GIVEN INFORMATION Start Marker
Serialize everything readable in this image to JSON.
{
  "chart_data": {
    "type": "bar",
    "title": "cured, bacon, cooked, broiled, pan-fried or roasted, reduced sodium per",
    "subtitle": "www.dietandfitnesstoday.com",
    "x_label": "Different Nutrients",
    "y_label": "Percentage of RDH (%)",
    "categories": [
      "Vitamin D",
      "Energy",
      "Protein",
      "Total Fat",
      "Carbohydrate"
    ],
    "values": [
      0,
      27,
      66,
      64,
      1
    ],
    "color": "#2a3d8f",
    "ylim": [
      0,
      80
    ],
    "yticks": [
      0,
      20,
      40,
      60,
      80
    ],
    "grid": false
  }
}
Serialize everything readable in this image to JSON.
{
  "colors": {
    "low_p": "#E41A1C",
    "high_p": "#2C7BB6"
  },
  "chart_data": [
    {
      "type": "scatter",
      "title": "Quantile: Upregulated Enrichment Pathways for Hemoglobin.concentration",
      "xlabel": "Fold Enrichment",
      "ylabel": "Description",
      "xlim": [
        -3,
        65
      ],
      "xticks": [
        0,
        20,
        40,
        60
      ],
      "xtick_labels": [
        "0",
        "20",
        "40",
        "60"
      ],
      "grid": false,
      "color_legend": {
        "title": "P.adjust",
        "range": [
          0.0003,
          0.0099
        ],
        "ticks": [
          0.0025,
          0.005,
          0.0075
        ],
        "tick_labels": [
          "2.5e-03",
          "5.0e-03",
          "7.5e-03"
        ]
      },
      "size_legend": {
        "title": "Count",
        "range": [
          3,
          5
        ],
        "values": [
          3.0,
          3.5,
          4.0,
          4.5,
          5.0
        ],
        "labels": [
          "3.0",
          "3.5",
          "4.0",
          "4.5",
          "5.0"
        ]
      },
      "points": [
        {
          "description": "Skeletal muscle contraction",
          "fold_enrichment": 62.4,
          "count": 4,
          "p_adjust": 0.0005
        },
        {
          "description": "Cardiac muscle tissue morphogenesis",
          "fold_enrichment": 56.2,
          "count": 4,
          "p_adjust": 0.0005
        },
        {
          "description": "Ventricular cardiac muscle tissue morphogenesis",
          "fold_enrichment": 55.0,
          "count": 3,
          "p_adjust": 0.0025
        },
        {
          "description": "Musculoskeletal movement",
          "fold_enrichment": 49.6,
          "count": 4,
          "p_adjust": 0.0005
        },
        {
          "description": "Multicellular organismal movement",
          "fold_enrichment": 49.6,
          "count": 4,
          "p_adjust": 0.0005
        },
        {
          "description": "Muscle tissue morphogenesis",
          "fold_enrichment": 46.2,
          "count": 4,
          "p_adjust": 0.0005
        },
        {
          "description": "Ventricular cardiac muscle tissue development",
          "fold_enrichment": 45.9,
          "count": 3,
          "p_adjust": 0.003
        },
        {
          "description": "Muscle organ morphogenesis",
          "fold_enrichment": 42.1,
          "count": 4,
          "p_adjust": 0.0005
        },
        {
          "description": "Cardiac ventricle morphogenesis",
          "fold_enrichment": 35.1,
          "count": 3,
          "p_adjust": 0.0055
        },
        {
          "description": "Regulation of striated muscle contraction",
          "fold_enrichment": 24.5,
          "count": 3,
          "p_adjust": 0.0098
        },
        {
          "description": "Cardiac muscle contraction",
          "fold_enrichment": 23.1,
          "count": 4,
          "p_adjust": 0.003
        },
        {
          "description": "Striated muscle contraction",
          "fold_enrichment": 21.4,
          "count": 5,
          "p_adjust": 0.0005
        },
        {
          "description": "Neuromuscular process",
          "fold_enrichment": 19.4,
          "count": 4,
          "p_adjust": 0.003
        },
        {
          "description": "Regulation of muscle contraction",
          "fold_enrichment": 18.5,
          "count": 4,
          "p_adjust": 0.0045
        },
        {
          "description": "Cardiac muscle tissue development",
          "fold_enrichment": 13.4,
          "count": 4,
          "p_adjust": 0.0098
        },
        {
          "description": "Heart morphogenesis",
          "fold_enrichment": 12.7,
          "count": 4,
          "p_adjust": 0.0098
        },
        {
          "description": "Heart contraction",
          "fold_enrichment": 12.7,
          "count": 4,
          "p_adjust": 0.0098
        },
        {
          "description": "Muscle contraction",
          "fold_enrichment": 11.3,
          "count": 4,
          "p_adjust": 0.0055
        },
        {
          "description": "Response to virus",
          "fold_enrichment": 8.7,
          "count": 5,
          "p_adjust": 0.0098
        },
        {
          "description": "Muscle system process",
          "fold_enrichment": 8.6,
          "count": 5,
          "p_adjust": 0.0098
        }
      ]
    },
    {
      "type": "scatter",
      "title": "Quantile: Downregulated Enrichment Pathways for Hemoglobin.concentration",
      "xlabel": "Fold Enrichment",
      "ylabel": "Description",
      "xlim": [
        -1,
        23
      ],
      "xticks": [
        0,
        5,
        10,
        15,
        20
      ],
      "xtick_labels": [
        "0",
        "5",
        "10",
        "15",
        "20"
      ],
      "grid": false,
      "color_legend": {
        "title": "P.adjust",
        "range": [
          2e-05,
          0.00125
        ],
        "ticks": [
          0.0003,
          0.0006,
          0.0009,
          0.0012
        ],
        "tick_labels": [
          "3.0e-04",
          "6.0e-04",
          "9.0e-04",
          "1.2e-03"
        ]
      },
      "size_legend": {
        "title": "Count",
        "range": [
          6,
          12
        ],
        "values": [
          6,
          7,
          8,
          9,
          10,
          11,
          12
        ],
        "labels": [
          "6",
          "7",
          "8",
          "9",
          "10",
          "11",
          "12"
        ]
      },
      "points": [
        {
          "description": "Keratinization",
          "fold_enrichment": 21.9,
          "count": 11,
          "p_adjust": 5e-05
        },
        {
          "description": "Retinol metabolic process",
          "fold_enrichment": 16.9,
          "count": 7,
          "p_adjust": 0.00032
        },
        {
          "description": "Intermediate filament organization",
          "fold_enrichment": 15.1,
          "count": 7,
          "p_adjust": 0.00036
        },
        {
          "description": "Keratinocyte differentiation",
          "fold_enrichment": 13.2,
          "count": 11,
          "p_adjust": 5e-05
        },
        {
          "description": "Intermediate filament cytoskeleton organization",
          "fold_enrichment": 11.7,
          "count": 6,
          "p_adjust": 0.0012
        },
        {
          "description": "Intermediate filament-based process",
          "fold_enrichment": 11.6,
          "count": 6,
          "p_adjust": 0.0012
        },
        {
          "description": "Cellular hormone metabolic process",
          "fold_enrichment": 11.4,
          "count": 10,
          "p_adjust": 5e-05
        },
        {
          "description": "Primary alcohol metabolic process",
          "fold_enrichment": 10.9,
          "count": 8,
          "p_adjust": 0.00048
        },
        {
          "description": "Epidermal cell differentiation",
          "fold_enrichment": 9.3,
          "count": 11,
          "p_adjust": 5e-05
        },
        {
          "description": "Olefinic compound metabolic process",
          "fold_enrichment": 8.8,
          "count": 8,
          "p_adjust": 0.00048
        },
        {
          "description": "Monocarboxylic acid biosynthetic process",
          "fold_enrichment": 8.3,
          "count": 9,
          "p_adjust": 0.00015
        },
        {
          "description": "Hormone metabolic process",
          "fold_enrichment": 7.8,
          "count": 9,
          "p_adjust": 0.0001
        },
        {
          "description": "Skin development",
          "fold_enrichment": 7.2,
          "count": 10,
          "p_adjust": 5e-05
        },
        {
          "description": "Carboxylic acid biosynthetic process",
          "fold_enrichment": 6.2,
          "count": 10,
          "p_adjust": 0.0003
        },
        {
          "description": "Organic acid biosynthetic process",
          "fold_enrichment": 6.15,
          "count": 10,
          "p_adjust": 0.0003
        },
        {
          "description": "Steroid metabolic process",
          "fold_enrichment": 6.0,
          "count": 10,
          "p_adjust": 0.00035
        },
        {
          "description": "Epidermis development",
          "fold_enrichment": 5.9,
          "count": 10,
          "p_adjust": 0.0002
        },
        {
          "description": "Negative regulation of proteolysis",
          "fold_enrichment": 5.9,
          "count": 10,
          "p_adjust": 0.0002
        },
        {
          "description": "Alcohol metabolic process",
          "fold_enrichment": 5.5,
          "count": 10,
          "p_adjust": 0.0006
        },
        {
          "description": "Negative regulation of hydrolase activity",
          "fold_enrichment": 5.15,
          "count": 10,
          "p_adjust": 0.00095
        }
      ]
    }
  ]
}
GIVEN INFORMATION End Marker
**WHAT IS REQUIRED**
Which lines in the data above hold the string "movement"? Return each of them.

**SOLVED EXERCISE**
          "description": "Musculoskeletal movement",
          "description": "Multicellular organismal movement",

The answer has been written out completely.